## begin Listed entries

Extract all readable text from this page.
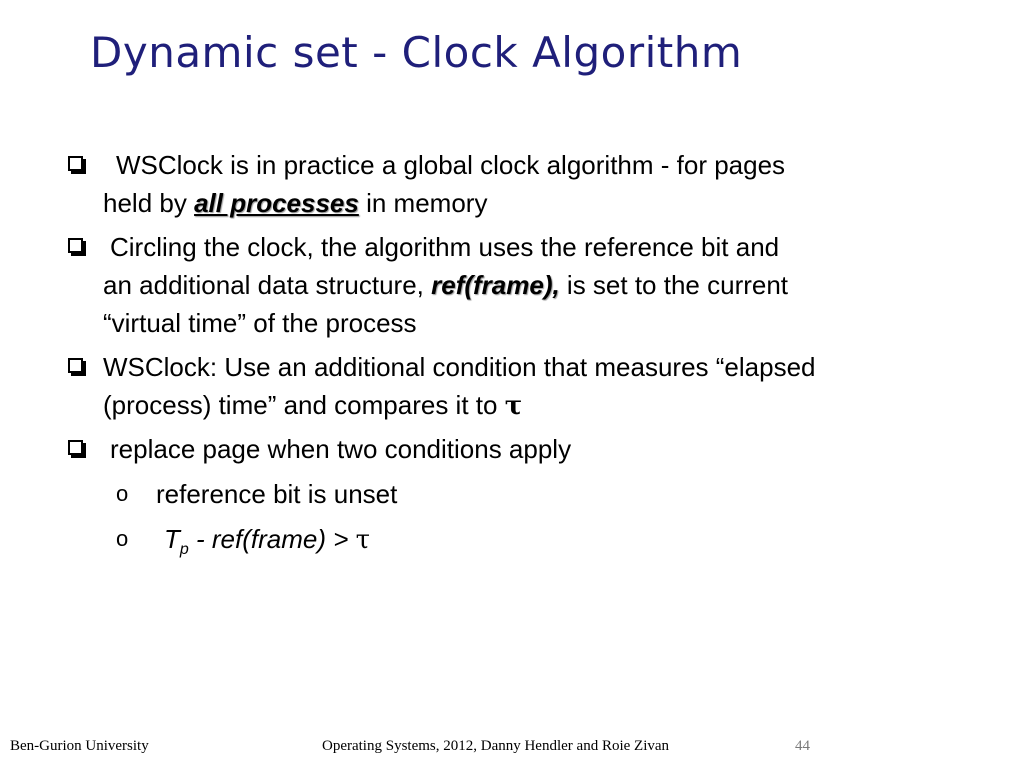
Dynamic set - Clock Algorithm
WSClock is in practice a global clock algorithm - for pages
held by all processes in memory
Circling the clock, the algorithm uses the reference bit and
an additional data structure, ref(frame), is set to the current
“virtual time” of the process
WSClock: Use an additional condition that measures “elapsed
(process) time” and compares it to τ
replace page when two conditions apply
o reference bit is unset
o $T_p$ - ref(frame) > τ
Ben-Gurion University	Operating Systems, 2012, Danny Hendler and Roie Zivan	44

## end Listed entries

• Your instructions:
All entries must be written out again exactly as given, with no pictures in the copy.

• Task solution:
Extract all readable text from this page.
Dynamic set - Clock Algorithm
WSClock is in practice a global clock algorithm - for pages
held by all processes in memory
Circling the clock, the algorithm uses the reference bit and
an additional data structure, ref(frame), is set to the current
“virtual time” of the process
WSClock: Use an additional condition that measures “elapsed
(process) time” and compares it to τ
replace page when two conditions apply
o reference bit is unset
o $T_p$ - ref(frame) > τ
Ben-Gurion University	Operating Systems, 2012, Danny Hendler and Roie Zivan	44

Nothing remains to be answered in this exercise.